BEGIN RECORDS SHOWN

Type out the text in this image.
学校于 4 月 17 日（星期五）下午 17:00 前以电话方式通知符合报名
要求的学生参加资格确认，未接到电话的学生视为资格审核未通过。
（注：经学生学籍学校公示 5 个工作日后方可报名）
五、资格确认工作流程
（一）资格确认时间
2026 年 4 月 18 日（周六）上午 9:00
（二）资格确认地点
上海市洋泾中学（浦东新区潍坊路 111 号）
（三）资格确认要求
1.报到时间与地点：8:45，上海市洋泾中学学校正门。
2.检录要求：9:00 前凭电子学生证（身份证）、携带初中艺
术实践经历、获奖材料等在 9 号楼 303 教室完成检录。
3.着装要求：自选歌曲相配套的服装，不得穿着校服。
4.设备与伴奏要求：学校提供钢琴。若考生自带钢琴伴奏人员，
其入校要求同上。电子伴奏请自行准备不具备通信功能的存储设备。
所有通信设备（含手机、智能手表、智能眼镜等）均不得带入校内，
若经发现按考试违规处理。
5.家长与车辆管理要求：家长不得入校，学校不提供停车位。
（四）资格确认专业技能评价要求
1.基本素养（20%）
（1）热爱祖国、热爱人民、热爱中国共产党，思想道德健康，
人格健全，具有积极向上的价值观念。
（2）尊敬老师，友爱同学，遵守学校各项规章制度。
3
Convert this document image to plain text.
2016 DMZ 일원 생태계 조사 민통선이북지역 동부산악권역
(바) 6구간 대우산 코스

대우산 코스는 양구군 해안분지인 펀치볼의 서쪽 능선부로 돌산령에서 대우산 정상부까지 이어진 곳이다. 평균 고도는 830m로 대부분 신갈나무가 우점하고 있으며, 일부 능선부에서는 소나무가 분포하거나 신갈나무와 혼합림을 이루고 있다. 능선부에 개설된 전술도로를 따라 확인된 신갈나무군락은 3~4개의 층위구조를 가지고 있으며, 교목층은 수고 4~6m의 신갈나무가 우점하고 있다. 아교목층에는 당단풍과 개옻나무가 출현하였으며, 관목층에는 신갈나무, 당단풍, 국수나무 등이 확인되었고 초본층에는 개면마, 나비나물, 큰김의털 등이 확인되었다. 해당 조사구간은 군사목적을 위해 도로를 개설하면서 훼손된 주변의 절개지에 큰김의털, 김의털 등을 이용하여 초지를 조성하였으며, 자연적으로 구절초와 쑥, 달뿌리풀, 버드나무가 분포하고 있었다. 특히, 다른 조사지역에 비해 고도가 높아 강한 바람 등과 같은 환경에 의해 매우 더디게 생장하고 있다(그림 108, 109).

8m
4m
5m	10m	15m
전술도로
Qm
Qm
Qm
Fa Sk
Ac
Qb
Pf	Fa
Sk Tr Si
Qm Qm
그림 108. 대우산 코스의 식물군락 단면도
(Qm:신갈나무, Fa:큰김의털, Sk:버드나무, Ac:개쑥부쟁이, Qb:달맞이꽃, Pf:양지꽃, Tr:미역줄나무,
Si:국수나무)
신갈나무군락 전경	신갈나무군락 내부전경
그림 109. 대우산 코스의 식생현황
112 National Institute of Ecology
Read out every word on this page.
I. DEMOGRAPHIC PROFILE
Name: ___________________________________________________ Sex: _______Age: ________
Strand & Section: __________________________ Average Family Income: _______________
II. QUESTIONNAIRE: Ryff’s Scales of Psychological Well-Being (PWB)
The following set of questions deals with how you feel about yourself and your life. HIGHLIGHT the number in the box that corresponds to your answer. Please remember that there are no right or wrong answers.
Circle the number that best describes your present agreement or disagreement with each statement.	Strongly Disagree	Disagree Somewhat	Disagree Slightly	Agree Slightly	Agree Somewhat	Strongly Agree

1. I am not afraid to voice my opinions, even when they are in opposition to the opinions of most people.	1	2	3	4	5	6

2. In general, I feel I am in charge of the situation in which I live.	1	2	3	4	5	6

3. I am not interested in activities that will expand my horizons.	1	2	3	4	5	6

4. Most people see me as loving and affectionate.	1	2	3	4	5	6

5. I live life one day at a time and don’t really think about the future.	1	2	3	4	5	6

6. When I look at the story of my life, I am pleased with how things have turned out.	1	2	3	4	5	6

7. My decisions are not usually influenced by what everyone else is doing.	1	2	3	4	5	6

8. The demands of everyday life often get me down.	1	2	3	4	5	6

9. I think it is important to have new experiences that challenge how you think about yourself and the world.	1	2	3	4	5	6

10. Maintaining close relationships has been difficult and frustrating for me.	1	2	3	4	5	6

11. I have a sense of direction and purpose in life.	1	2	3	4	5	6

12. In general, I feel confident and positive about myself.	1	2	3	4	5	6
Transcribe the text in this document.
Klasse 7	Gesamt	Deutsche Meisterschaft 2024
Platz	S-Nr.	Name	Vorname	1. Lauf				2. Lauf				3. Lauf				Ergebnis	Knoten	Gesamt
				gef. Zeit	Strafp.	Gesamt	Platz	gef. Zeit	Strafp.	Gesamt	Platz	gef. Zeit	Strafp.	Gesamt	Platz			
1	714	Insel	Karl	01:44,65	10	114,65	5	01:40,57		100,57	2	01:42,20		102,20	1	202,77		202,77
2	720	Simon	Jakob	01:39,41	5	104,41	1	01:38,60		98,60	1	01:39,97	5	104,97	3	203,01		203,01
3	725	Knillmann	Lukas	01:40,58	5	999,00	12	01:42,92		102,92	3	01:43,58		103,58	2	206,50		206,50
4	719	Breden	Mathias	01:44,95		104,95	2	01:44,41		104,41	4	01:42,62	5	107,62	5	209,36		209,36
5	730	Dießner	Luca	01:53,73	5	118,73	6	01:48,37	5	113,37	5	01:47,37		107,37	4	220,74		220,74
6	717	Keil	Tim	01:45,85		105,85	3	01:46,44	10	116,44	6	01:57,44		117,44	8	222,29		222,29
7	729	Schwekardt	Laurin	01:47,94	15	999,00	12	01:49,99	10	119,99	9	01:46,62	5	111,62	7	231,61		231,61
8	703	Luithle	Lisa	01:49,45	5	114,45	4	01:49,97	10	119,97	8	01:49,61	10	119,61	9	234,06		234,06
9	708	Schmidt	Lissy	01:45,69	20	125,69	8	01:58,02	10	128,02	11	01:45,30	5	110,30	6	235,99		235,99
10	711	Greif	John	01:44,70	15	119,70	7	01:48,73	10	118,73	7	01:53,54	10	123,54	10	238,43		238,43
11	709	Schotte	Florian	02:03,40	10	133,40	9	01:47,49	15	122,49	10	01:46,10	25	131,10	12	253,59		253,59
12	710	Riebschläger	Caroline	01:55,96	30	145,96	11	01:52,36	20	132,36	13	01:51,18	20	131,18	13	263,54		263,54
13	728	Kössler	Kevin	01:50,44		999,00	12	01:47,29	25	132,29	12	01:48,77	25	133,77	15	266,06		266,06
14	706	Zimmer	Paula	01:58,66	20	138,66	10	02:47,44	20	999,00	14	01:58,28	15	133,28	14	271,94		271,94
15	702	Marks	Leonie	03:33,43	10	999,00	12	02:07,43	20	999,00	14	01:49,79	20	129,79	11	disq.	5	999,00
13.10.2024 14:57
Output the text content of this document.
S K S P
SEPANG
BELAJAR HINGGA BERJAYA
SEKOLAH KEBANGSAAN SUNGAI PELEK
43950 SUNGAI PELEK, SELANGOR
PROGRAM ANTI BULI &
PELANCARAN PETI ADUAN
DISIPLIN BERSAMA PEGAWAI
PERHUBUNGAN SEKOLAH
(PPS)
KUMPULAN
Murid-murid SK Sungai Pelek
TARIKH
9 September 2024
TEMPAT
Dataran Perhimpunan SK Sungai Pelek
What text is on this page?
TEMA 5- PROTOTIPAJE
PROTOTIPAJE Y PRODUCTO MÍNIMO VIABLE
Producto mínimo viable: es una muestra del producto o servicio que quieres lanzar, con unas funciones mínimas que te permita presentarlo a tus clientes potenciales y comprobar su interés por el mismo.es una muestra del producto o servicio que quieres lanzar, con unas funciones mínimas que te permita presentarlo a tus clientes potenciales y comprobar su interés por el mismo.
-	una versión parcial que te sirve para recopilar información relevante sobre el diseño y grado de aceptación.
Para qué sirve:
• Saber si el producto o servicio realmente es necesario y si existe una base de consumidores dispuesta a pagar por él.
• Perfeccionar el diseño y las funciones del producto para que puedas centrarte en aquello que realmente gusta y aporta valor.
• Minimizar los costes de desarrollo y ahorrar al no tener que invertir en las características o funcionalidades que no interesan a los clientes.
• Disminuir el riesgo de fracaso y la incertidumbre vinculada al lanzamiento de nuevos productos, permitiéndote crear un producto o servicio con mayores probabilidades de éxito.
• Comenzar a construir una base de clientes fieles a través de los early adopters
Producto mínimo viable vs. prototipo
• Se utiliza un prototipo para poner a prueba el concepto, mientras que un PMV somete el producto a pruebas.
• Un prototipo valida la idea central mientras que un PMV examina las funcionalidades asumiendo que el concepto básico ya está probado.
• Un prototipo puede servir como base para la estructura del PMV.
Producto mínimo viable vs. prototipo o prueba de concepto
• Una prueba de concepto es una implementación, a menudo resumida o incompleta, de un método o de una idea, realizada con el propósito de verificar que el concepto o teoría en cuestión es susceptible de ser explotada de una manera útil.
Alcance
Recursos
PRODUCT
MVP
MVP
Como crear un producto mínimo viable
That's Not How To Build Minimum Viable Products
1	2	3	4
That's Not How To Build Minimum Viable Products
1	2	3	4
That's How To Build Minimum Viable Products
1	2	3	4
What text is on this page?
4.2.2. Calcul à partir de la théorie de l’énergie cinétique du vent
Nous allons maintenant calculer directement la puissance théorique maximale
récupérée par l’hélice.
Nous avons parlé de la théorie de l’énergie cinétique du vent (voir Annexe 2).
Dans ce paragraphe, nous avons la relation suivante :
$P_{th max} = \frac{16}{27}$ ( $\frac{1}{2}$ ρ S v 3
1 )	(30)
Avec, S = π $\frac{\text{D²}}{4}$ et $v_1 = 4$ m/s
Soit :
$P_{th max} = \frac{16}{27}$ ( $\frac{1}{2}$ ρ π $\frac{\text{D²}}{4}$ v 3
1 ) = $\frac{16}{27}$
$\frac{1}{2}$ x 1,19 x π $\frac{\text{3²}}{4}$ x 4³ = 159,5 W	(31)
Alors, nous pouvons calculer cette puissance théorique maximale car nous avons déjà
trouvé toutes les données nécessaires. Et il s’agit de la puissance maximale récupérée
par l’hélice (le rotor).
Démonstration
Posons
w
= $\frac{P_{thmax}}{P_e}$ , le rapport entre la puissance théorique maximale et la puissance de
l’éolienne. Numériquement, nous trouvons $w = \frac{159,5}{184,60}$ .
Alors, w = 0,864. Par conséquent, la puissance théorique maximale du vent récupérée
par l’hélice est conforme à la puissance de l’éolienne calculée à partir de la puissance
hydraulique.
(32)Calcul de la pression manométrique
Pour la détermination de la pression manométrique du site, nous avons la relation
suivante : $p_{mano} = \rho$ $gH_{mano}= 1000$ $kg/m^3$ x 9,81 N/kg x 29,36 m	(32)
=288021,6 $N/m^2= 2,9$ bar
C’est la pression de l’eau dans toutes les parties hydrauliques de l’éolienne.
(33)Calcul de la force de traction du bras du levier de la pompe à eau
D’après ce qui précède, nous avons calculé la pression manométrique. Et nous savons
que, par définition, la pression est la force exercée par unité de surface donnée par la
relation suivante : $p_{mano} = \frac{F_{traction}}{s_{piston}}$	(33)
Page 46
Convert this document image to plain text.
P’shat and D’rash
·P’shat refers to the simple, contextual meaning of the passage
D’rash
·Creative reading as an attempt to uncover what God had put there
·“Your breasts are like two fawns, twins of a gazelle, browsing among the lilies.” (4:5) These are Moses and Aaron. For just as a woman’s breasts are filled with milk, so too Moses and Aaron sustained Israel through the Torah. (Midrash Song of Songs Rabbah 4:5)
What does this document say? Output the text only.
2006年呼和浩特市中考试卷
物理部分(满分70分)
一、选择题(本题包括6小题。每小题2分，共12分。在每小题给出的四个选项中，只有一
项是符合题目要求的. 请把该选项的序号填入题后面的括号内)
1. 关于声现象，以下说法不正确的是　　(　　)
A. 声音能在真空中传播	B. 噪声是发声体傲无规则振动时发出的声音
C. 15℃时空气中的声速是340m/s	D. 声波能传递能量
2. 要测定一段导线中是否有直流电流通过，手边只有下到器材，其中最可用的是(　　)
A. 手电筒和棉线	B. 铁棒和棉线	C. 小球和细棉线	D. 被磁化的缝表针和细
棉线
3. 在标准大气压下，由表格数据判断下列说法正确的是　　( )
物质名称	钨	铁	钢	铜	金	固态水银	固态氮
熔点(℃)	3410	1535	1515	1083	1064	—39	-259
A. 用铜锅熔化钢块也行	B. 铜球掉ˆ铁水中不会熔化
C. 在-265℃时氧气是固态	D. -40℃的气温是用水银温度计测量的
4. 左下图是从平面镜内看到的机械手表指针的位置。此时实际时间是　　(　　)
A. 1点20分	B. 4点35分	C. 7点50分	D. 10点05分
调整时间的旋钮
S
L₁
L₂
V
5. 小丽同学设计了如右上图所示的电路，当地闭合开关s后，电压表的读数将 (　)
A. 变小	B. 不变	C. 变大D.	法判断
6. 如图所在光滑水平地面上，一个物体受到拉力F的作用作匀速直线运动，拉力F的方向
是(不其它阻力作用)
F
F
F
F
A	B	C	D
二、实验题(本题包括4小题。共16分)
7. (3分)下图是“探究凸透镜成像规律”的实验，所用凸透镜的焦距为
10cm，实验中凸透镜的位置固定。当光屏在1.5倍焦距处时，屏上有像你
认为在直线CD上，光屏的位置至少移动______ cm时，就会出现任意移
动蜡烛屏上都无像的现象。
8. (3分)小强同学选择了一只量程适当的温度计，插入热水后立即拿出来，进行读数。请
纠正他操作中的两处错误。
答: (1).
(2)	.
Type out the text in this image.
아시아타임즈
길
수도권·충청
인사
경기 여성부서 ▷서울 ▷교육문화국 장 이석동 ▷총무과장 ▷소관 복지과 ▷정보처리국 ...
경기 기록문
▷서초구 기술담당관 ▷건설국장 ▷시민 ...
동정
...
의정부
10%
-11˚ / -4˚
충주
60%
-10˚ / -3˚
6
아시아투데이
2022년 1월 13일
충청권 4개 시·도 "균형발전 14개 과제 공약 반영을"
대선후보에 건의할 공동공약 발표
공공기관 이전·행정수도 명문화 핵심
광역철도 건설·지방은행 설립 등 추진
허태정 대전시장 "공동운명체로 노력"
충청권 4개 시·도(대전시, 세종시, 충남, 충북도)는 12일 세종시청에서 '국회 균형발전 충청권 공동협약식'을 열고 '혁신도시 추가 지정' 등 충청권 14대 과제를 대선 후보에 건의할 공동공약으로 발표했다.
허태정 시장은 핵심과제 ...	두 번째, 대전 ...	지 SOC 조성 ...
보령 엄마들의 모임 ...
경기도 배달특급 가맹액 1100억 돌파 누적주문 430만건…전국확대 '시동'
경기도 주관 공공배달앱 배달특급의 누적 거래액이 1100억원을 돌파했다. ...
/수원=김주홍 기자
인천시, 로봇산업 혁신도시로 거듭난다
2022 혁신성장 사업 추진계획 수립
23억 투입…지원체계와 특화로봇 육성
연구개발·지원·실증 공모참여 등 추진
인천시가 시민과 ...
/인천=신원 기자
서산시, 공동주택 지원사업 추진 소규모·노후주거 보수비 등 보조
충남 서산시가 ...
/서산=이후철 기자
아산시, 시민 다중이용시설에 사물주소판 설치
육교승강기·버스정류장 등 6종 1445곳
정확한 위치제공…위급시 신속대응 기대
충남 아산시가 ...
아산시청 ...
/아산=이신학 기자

END RECORDS SHOWN

● **TASK PROMPT**
Copy out every line where the word "suivante" occurs.

● **ANSWER TO THE EXERCISE**
Dans ce paragraphe, nous avons la relation suivante :
suivante : $p_{mano} = \rho$ $gH_{mano}= 1000$ $kg/m^3$ x 9,81 N/kg x 29,36 m	(32)
relation suivante : $p_{mano} = \frac{F_{traction}}{s_{piston}}$	(33)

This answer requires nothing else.